*Direction:* Reproduce the listing from its first line through the line that contains "318, 107, 338]", keeping every character unchanged.

Element box annotations:
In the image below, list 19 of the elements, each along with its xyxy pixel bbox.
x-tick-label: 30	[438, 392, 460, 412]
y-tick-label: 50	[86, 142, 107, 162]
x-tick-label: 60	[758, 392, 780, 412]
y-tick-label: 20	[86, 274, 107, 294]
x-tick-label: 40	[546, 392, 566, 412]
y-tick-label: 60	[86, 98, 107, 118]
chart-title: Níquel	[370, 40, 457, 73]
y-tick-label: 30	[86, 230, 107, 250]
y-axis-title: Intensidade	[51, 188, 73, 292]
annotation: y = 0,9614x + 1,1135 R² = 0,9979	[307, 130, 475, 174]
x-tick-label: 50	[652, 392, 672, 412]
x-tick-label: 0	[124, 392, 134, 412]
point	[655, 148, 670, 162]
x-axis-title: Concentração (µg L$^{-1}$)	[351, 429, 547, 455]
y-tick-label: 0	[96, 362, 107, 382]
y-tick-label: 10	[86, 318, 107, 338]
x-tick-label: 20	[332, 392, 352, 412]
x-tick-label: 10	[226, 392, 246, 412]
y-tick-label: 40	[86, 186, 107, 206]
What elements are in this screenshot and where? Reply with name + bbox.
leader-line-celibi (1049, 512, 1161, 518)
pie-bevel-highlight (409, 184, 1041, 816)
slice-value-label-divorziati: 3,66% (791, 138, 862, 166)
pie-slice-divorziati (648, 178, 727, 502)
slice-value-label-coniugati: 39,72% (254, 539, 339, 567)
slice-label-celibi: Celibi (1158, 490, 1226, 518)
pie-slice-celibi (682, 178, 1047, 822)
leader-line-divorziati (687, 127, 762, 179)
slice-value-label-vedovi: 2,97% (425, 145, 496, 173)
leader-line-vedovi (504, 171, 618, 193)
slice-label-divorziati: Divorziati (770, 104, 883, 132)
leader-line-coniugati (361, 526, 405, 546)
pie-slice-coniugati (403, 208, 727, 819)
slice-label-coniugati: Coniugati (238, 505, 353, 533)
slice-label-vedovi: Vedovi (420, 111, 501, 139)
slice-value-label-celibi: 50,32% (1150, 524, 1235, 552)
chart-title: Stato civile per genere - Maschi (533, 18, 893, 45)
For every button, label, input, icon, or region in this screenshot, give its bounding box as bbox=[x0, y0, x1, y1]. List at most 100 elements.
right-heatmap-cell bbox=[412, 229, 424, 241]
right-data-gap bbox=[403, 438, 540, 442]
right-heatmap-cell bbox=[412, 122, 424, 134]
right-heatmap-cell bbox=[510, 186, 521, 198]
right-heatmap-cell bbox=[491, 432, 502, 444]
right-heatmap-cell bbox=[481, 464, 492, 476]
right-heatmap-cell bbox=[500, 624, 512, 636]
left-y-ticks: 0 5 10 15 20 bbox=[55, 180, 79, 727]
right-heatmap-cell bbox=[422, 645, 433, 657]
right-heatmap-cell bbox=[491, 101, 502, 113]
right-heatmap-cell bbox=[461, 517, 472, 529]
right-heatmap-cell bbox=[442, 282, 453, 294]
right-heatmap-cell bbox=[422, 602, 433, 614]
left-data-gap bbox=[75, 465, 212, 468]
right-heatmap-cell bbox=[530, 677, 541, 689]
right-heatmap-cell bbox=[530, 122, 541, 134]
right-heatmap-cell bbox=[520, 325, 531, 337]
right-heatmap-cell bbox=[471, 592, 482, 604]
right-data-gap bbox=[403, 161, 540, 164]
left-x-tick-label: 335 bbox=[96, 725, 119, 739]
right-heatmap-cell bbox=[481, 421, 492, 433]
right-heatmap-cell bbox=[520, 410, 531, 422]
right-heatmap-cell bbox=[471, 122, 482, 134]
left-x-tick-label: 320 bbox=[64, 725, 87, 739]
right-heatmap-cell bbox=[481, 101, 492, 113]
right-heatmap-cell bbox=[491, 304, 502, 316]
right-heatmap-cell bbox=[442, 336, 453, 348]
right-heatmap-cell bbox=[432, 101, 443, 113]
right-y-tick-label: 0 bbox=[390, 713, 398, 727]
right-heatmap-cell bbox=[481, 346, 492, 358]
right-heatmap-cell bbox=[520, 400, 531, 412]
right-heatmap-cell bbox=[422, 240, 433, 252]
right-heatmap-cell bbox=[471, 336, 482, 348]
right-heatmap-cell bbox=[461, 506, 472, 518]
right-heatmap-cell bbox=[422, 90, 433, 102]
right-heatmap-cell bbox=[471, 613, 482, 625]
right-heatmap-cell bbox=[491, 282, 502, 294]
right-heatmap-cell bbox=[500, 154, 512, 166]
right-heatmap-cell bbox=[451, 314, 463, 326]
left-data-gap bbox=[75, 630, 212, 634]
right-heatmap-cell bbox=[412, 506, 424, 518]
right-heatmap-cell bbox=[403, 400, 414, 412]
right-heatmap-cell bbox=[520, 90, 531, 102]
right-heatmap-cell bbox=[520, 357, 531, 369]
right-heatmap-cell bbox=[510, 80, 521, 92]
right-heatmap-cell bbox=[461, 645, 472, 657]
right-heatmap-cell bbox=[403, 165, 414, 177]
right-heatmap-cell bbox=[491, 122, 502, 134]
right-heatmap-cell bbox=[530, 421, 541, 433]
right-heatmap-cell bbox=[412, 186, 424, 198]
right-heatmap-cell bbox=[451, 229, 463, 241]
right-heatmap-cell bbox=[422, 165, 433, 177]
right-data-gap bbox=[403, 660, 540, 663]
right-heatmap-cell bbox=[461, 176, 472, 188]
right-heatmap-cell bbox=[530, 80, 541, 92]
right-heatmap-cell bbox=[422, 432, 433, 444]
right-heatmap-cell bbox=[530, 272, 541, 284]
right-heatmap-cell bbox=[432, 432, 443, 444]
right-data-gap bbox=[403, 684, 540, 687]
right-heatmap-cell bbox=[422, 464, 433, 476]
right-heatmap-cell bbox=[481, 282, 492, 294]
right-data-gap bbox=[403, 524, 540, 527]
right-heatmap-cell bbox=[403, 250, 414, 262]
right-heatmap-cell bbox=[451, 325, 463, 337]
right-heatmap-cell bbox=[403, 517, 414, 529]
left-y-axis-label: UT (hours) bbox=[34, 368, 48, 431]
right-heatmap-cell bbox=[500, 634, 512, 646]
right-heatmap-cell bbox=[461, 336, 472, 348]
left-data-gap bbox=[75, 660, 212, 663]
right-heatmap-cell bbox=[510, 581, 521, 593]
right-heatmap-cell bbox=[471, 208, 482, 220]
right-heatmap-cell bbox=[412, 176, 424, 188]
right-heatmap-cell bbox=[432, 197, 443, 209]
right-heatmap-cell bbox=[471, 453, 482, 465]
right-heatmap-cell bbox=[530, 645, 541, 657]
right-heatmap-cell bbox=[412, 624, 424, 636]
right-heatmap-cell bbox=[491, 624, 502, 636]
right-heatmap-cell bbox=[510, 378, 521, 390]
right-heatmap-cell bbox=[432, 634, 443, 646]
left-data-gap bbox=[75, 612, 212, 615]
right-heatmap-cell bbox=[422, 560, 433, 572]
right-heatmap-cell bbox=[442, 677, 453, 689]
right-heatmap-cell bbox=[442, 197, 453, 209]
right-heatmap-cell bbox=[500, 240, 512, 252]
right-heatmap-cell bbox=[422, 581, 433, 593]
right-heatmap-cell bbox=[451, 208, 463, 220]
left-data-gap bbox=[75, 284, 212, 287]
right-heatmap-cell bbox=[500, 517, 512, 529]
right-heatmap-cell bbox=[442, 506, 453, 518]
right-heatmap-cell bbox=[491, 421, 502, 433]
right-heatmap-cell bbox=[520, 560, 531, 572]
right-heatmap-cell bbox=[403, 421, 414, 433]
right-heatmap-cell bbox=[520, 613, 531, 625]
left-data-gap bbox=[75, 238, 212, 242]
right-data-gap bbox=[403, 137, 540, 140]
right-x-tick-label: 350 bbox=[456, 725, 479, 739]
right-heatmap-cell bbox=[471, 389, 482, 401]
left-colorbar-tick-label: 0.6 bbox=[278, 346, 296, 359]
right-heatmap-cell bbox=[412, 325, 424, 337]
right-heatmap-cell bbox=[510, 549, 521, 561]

*Task response:*
In the image below, list 19 of the elements, each along with its xyxy pixel bbox.
x-tick-label: 30	[438, 392, 460, 412]
y-tick-label: 50	[86, 142, 107, 162]
x-tick-label: 60	[758, 392, 780, 412]
y-tick-label: 20	[86, 274, 107, 294]
x-tick-label: 40	[546, 392, 566, 412]
y-tick-label: 60	[86, 98, 107, 118]
chart-title: Níquel	[370, 40, 457, 73]
y-tick-label: 30	[86, 230, 107, 250]
y-axis-title: Intensidade	[51, 188, 73, 292]
annotation: y = 0,9614x + 1,1135 R² = 0,9979	[307, 130, 475, 174]
x-tick-label: 50	[652, 392, 672, 412]
x-tick-label: 0	[124, 392, 134, 412]
point	[655, 148, 670, 162]
x-axis-title: Concentração (µg L$^{-1}$)	[351, 429, 547, 455]
y-tick-label: 0	[96, 362, 107, 382]
y-tick-label: 10	[86, 318, 107, 338]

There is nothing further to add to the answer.